Part of a data file
=-=-=

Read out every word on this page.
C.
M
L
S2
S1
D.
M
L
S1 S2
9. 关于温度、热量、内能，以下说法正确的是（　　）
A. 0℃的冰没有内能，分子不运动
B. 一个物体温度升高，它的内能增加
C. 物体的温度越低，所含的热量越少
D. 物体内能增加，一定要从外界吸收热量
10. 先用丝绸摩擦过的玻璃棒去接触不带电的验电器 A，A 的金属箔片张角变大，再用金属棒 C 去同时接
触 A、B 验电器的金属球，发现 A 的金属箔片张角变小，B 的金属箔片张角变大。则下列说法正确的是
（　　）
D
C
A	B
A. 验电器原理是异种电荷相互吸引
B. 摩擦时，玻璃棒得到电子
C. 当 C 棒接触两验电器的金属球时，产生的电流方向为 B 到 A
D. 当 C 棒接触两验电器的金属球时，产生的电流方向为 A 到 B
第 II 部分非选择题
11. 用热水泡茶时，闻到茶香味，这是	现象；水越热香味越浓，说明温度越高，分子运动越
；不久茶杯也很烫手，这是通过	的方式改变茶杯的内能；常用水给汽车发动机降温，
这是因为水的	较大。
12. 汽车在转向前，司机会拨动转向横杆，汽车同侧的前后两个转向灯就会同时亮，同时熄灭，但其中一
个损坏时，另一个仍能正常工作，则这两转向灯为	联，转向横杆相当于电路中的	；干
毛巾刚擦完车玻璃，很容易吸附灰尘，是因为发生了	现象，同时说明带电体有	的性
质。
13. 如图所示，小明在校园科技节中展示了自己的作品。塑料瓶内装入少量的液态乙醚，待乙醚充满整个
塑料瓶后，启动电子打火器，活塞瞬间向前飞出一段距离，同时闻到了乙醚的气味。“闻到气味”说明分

=-=-=

## [Problem statement]
Each record above must be given again exactly.

## [Exercise result]
Read out every word on this page.
C.
M
L
S2
S1
D.
M
L
S1 S2
9. 关于温度、热量、内能，以下说法正确的是（　　）
A. 0℃的冰没有内能，分子不运动
B. 一个物体温度升高，它的内能增加
C. 物体的温度越低，所含的热量越少
D. 物体内能增加，一定要从外界吸收热量
10. 先用丝绸摩擦过的玻璃棒去接触不带电的验电器 A，A 的金属箔片张角变大，再用金属棒 C 去同时接
触 A、B 验电器的金属球，发现 A 的金属箔片张角变小，B 的金属箔片张角变大。则下列说法正确的是
（　　）
D
C
A	B
A. 验电器原理是异种电荷相互吸引
B. 摩擦时，玻璃棒得到电子
C. 当 C 棒接触两验电器的金属球时，产生的电流方向为 B 到 A
D. 当 C 棒接触两验电器的金属球时，产生的电流方向为 A 到 B
第 II 部分非选择题
11. 用热水泡茶时，闻到茶香味，这是	现象；水越热香味越浓，说明温度越高，分子运动越
；不久茶杯也很烫手，这是通过	的方式改变茶杯的内能；常用水给汽车发动机降温，
这是因为水的	较大。
12. 汽车在转向前，司机会拨动转向横杆，汽车同侧的前后两个转向灯就会同时亮，同时熄灭，但其中一
个损坏时，另一个仍能正常工作，则这两转向灯为	联，转向横杆相当于电路中的	；干
毛巾刚擦完车玻璃，很容易吸附灰尘，是因为发生了	现象，同时说明带电体有	的性
质。
13. 如图所示，小明在校园科技节中展示了自己的作品。塑料瓶内装入少量的液态乙醚，待乙醚充满整个
塑料瓶后，启动电子打火器，活塞瞬间向前飞出一段距离，同时闻到了乙醚的气味。“闻到气味”说明分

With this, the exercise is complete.